> PROBLEM REQUIREMENTS: Search the material and gather each line with "JSON" in it.

--------------------

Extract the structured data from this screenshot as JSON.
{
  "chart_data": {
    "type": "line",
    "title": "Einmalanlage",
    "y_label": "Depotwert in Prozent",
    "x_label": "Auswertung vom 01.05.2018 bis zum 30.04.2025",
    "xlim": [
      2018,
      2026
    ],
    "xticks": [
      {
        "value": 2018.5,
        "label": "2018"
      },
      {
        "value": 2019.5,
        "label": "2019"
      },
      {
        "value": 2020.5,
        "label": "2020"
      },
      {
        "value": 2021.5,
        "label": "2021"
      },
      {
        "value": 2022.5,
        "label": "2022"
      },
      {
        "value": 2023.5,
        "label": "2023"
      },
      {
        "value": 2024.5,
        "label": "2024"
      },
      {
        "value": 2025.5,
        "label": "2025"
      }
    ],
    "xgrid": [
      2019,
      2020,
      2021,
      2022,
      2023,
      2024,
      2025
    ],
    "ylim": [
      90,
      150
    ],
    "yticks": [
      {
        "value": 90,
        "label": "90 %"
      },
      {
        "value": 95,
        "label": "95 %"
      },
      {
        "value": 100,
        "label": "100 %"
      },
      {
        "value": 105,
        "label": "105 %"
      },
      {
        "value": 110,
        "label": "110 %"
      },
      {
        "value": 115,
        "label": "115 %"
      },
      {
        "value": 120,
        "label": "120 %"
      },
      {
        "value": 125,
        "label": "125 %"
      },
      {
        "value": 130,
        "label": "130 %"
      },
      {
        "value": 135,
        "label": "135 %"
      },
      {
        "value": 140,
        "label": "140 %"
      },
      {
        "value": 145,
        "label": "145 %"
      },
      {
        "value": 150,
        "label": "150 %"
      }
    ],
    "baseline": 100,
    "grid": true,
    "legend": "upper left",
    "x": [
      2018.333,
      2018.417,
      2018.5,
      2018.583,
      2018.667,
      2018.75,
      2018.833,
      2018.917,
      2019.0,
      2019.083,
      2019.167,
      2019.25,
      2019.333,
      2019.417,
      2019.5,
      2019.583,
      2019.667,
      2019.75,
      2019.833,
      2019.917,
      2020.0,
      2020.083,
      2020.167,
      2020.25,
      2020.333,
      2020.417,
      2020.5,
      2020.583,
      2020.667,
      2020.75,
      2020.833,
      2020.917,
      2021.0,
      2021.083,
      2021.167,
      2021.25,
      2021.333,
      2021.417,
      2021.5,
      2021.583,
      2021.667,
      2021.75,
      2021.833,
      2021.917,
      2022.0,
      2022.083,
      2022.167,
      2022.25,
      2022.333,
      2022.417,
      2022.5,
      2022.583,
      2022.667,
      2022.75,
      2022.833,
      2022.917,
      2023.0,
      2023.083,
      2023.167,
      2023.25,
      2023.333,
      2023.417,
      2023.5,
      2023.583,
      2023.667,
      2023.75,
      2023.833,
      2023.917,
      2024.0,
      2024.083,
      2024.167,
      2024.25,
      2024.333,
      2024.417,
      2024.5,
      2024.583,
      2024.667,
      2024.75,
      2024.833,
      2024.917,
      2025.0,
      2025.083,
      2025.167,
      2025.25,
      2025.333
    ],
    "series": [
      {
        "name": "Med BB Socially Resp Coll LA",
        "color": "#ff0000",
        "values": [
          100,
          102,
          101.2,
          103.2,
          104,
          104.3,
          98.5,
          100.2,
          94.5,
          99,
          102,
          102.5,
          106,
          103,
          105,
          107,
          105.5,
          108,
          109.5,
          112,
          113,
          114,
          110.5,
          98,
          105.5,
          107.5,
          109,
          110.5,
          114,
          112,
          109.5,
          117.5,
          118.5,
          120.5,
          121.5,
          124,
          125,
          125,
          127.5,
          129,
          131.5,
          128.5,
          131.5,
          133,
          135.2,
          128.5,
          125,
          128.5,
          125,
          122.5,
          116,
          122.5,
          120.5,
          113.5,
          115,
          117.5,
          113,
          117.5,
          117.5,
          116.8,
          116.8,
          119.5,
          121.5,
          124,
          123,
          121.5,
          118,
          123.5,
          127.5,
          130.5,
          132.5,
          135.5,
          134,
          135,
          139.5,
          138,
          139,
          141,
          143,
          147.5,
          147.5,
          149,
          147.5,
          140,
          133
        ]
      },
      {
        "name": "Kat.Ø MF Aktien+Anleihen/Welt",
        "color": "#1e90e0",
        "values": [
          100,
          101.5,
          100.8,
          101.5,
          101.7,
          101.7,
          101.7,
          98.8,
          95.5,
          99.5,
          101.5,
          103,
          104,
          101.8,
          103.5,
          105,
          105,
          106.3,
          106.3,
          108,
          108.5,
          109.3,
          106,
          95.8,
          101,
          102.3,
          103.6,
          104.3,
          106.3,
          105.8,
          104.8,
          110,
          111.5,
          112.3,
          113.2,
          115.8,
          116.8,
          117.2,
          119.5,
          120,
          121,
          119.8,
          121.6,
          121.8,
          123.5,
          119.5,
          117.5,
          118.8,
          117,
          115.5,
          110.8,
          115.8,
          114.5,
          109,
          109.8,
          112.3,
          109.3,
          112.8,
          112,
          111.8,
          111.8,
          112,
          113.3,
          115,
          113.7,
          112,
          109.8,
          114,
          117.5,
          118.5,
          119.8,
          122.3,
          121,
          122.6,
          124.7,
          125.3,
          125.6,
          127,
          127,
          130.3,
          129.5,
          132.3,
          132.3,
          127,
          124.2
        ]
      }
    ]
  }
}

--------------------

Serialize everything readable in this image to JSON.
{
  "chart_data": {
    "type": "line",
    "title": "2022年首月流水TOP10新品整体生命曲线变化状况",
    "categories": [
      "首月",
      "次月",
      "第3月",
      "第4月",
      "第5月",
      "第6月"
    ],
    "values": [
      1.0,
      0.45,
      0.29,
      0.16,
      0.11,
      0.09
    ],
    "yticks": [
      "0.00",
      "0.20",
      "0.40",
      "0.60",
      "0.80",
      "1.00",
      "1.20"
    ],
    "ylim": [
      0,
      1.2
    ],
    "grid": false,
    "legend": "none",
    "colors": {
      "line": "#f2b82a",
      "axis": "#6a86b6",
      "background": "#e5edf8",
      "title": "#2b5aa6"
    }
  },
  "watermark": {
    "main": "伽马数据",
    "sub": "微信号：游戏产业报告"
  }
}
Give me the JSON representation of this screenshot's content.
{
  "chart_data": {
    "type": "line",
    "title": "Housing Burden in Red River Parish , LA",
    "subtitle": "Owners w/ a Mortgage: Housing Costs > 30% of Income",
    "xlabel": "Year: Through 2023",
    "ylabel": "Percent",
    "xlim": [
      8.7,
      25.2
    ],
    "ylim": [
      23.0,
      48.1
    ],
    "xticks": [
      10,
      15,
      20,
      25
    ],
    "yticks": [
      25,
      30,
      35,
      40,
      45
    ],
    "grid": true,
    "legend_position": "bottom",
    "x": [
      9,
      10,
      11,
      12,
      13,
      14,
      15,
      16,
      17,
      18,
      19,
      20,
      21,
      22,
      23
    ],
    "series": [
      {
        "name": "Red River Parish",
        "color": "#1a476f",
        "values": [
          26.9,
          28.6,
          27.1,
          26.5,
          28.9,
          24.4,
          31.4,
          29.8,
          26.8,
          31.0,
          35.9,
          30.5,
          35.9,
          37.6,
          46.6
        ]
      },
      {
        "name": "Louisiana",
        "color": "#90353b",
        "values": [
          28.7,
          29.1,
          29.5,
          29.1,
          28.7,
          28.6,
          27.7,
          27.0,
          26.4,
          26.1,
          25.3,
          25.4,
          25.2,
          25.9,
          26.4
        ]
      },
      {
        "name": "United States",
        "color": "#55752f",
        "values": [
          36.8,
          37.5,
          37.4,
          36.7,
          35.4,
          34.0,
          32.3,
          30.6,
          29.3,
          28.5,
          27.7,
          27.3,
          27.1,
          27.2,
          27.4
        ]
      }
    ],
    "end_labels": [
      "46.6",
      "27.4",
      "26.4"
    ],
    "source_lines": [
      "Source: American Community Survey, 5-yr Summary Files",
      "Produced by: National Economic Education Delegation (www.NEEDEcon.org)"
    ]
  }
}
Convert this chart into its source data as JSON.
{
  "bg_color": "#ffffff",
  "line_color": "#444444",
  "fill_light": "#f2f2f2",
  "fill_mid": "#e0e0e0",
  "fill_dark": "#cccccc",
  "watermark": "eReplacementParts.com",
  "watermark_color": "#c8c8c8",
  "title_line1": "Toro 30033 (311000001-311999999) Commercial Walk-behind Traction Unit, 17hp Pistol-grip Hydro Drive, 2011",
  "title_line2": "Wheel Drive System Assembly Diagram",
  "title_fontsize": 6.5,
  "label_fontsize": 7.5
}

--------------------

> CORRECT OUTPUT:
Extract the structured data from this screenshot as JSON.
Serialize everything readable in this image to JSON.
Give me the JSON representation of this screenshot's content.
Convert this chart into its source data as JSON.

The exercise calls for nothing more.